Listed records:
━━━━━━━━━━━━━━━━
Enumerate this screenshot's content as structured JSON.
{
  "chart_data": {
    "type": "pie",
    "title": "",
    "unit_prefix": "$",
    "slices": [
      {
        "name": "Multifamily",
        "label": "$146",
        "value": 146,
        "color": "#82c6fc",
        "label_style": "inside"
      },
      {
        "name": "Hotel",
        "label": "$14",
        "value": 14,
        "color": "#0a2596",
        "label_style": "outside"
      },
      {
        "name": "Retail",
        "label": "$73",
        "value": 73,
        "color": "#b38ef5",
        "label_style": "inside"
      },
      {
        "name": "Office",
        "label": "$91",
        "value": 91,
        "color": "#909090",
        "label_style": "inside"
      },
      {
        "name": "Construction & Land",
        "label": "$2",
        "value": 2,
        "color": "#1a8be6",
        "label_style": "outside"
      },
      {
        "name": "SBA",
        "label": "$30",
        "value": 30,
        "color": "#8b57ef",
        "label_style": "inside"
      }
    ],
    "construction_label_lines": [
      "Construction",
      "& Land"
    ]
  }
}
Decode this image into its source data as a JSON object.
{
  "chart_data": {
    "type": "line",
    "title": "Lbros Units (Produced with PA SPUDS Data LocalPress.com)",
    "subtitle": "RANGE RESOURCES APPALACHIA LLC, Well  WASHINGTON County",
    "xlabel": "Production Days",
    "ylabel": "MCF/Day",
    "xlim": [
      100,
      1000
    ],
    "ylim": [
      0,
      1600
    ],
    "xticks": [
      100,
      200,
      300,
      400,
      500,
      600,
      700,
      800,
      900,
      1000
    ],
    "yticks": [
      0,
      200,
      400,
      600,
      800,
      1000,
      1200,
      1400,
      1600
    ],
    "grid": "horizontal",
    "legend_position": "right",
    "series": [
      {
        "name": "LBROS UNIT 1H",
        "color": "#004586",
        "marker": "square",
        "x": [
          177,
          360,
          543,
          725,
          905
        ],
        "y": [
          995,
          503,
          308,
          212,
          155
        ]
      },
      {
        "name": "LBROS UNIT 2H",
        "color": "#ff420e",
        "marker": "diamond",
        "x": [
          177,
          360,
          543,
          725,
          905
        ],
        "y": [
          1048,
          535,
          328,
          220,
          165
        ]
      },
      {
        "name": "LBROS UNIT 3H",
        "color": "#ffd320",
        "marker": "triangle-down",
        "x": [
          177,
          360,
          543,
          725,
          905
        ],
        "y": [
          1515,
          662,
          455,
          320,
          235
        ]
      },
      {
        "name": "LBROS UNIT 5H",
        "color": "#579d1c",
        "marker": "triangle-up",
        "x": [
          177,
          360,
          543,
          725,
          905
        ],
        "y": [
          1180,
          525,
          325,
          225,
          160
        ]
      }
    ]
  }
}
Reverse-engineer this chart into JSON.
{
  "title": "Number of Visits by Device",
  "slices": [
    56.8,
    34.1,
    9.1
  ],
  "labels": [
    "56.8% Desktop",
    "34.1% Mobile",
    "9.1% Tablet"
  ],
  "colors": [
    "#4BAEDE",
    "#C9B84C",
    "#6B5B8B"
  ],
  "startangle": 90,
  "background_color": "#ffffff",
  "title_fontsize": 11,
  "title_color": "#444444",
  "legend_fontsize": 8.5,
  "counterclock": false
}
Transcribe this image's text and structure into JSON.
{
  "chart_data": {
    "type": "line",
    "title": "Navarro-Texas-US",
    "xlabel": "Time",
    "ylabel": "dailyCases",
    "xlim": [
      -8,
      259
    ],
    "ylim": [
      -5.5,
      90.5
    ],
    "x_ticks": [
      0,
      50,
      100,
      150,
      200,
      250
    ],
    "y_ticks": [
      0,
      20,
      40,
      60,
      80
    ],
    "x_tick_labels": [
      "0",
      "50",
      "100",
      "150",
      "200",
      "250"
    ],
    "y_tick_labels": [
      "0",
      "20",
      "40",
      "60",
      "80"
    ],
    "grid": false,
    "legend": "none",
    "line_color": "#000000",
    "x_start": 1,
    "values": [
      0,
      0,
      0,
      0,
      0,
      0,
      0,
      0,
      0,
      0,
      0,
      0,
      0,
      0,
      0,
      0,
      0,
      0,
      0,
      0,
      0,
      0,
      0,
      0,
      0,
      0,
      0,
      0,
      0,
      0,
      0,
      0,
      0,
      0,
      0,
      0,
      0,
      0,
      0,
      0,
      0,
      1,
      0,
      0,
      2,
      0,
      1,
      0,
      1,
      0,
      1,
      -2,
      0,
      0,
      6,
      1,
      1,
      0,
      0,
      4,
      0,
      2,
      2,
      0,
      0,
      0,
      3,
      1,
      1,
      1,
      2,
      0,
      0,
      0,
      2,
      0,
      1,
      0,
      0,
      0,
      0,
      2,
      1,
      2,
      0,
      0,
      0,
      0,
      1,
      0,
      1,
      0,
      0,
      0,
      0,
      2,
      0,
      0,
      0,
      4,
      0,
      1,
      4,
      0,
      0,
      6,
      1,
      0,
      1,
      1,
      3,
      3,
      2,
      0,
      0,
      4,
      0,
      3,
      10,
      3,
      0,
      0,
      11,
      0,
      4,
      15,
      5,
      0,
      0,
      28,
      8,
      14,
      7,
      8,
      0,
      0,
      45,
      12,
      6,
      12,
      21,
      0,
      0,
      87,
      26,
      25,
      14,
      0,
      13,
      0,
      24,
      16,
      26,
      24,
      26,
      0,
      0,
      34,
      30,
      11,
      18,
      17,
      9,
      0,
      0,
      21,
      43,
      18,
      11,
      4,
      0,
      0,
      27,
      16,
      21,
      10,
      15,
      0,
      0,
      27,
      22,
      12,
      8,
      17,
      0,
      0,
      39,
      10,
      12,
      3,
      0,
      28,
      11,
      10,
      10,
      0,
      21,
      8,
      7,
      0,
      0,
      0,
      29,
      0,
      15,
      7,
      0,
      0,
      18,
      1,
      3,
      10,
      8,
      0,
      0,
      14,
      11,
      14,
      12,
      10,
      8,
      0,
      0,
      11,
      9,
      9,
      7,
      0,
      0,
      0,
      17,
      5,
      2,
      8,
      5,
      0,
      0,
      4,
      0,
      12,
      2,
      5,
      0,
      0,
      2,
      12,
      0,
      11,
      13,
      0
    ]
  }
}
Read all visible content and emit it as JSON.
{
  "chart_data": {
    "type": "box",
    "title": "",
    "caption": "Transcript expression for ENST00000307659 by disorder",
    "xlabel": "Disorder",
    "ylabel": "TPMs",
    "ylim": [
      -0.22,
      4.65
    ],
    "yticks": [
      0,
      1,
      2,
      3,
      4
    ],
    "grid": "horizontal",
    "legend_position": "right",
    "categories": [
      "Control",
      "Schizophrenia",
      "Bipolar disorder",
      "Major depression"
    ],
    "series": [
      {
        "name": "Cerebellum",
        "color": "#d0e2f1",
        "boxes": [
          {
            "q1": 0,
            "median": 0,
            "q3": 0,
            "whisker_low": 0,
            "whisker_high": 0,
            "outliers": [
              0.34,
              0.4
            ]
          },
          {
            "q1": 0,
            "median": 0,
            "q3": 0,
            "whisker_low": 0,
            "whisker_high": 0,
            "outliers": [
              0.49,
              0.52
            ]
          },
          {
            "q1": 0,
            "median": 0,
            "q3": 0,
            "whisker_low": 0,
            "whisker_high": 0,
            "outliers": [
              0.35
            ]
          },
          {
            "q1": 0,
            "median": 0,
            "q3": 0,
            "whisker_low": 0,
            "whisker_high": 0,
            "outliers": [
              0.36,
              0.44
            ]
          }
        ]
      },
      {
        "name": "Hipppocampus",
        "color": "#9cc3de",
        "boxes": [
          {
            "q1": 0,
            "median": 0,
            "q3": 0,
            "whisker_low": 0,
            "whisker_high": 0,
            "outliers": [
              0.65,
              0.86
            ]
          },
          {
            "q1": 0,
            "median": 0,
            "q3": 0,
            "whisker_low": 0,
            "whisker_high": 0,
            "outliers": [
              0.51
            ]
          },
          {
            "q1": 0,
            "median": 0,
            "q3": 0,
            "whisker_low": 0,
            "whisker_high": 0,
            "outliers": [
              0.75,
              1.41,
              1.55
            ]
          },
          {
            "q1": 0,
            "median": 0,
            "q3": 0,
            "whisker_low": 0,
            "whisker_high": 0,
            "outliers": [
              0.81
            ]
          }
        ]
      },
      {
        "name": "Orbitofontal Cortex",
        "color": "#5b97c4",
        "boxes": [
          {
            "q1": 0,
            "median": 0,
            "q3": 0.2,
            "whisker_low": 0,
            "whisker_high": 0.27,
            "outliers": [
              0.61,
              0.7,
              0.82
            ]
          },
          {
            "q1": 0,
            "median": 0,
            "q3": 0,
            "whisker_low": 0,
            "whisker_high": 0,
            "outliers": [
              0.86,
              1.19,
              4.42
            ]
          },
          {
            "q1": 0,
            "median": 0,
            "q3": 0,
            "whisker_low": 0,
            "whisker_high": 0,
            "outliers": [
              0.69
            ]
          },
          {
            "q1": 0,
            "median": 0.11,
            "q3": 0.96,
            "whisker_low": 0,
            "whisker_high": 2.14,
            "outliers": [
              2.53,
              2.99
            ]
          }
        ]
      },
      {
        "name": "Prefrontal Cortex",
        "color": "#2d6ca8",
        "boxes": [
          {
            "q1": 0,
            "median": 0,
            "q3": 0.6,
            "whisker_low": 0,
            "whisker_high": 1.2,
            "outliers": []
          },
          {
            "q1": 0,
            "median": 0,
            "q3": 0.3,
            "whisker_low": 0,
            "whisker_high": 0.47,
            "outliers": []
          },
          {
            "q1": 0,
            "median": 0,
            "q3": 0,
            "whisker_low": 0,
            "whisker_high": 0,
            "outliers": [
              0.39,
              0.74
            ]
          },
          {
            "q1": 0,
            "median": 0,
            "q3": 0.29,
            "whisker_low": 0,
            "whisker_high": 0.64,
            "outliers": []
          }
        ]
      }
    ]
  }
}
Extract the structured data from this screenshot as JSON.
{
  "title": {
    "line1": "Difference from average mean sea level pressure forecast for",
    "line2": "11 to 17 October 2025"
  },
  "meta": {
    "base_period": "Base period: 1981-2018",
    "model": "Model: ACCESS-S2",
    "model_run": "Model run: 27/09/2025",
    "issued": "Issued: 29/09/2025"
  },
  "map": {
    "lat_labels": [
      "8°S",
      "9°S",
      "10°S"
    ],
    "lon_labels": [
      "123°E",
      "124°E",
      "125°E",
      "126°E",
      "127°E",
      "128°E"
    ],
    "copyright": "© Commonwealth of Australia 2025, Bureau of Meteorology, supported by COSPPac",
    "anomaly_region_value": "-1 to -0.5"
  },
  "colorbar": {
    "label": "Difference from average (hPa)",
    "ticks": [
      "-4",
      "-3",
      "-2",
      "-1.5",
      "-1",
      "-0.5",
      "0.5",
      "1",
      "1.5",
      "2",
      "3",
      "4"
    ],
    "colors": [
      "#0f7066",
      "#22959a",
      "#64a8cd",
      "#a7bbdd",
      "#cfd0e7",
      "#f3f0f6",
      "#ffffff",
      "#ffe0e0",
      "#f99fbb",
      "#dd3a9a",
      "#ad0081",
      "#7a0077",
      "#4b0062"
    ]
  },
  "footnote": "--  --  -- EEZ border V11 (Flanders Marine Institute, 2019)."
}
━━━━━━━━━━━━━━━━
What is asked: State how many lines of the listing include the word "Difference". Reply with the number alone.

Output below: 2